→ Text segment
○ ○ ○ ○

CSP:  Your new work, THE BOOK OF INTERFERING BODIES (Nightboat Books, 2011), begins with a haunting epigraph from the 9/11 Commission Report: "It is therefore crucial to find a way of routinizing, even bureaucratizing, the exercise of imagination." Can you tell us a little about how you came across this passage and why you chose to quote it? Does it speak to your own aesthetics, or do you see your work as countering this routinization?

DB:  The passage from the 9/11 Commission Report refers to an idea that was stated a lot after 9/11:  that the failure to prevent the attacks on 9/11 was a “failure of the imagination.”  This of course wasn't true.  9/11 wasn't a failure of the imagination.  It was a failure of intelligence, but nevertheless this idea about failure of the imagination was presented as legitimate.  I remember following this discussion about failures of the imagination, and thinking that, despite the misrepresentation of the 'failure,' that this was an interesting cultural moment – that the imagination was now being talked about publicly, that it was being taken seriously as something that was not just for children, and that the cultivation of the imagination was being linked to the public good and to issues of public policy and national security.  This seemed very important to me at the time, though of course it was just a footnote to the many narratives that were going on in the aftermath of 9/11. 

So when the 9/11 Commission Report was published in 2003 it had a section entitled “Imagination,” and this is where the book's epigraph comes from.  I was pretty intrigued, again, by this exaltation of the imagination, and as a writer I'm also really interested in bureaucracies:  how they function, why they function, how they fail, and how they affect individuals.  To directly address your question: the combination of poetry and bureaucracy, of imagination and bureaucracy, completely speaks to my aesthetics, and I think it would probably appeal to those interested in the Oulipo and constraint-based writing as well.

○ ○ ○ ○

→ Data excerpts
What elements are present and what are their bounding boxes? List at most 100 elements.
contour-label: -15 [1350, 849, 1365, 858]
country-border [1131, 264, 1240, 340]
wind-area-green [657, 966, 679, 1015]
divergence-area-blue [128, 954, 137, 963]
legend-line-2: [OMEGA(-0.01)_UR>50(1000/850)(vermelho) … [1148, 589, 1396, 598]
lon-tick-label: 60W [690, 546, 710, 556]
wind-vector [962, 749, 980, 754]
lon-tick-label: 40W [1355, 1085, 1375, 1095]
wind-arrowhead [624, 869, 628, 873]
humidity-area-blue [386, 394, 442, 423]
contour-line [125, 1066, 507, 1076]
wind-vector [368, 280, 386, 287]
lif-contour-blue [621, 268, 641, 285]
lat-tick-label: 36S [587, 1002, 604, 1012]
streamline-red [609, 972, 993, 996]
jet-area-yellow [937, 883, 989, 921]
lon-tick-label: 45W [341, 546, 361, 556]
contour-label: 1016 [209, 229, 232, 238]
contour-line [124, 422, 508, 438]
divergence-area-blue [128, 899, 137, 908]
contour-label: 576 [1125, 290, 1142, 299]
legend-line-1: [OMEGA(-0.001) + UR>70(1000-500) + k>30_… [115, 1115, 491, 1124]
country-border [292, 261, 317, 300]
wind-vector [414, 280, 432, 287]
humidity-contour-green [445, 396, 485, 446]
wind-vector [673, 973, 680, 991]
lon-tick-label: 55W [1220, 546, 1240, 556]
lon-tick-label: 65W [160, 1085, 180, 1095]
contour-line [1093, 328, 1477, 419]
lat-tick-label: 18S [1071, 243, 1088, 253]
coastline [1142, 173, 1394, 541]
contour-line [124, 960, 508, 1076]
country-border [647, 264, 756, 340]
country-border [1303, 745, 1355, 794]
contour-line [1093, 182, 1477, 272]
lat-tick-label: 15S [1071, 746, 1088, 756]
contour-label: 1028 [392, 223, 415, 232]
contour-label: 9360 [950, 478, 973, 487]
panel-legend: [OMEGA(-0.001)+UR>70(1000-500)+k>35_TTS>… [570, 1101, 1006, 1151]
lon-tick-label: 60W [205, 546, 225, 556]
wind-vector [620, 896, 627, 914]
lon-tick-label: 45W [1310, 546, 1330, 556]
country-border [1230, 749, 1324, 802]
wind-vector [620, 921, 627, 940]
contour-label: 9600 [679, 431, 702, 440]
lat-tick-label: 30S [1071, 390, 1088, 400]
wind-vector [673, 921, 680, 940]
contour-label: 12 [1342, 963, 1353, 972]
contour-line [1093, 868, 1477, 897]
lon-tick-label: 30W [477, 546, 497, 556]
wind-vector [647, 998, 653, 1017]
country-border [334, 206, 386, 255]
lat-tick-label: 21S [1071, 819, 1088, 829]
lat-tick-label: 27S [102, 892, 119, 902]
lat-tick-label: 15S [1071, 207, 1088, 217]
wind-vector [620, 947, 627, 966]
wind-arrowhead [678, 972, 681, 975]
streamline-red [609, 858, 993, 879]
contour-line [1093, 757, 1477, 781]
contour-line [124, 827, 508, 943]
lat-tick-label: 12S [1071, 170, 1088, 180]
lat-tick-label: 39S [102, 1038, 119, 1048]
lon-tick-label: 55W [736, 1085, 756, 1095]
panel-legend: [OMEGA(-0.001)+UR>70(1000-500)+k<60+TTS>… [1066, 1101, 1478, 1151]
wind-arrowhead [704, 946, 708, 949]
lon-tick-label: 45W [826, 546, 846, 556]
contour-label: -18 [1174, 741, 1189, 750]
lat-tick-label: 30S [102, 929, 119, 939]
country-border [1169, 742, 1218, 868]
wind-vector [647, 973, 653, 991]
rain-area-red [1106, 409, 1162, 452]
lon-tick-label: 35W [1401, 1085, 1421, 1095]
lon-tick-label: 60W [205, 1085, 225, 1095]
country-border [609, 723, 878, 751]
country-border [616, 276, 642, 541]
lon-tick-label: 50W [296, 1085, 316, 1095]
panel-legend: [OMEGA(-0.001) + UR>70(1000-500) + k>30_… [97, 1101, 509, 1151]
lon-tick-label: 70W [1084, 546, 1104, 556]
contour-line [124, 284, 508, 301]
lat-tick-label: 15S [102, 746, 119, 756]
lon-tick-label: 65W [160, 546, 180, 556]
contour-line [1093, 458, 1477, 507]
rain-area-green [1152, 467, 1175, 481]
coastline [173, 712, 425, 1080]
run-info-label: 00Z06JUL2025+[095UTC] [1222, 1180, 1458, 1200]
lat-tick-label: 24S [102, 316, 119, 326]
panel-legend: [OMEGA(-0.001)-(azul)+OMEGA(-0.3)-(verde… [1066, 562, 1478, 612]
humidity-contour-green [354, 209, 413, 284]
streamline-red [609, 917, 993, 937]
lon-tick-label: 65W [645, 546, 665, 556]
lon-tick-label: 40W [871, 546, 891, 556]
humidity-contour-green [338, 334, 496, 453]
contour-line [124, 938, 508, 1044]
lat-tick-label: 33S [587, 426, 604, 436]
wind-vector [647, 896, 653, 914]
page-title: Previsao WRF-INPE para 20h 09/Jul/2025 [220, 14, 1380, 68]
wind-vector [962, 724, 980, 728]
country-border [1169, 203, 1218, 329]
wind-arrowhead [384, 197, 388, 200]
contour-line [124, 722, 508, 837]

○ ○ ○ ○

→ Task list
**a)** Condense the paragraph of the interview that begins "So when the 9/11 Commission Report was published" into a bulleted list of its main points.
**b)** Write the next part of the interview about THE BOOK OF INTERFERING BODIES, picking up after its final sentence.

→ Written responses
**a)**
- The 9/11 Commission Report, published in 2003, contained a section titled "Imagination," which is the source of the book's epigraph.
- The speaker was intrigued by the report's exaltation of the imagination.
- As a writer, the speaker is deeply interested in bureaucracies: how and why they function, how they fail, and how they affect individuals.
- The combination of poetry and bureaucracy, or imagination and bureaucracy, fully reflects the speaker's aesthetics.
- This combination would likely also appeal to readers interested in the Oulipo and constraint-based writing.

**b)**
 Anyway, I read the quote with great interest and I looked in the rest of this section hoping to find suggestions for how the authors thought we might 'bureaucratize' the imagination.  Sadly (I think), I didn't find any, which of course seems perfect, as a bureaucracy could only screw this up (but oh the possibilities!).  The book started, then, as an attempt to figure out what it might mean to “routinize and bureaucratize” the imagination.  I wanted to take this seriously, but the first attempts of doing this were more parodic and less successful.  I remember I wrote a few pieces that were kind of like corporate training manuals for seminars on the bureaucratization of the imagination  It was a good idea, but it wasn't really what I wanted to do.

To go back to your question, I wasn't at all trying to counter this bureaucratization and routinization.  I was trying to figure out what extreme examples of this bureaucratization might look like, and that was the starting point for pieces like “State Poetry," "Failure of the Imagination," and "Bureaucratic Love Prevention Game."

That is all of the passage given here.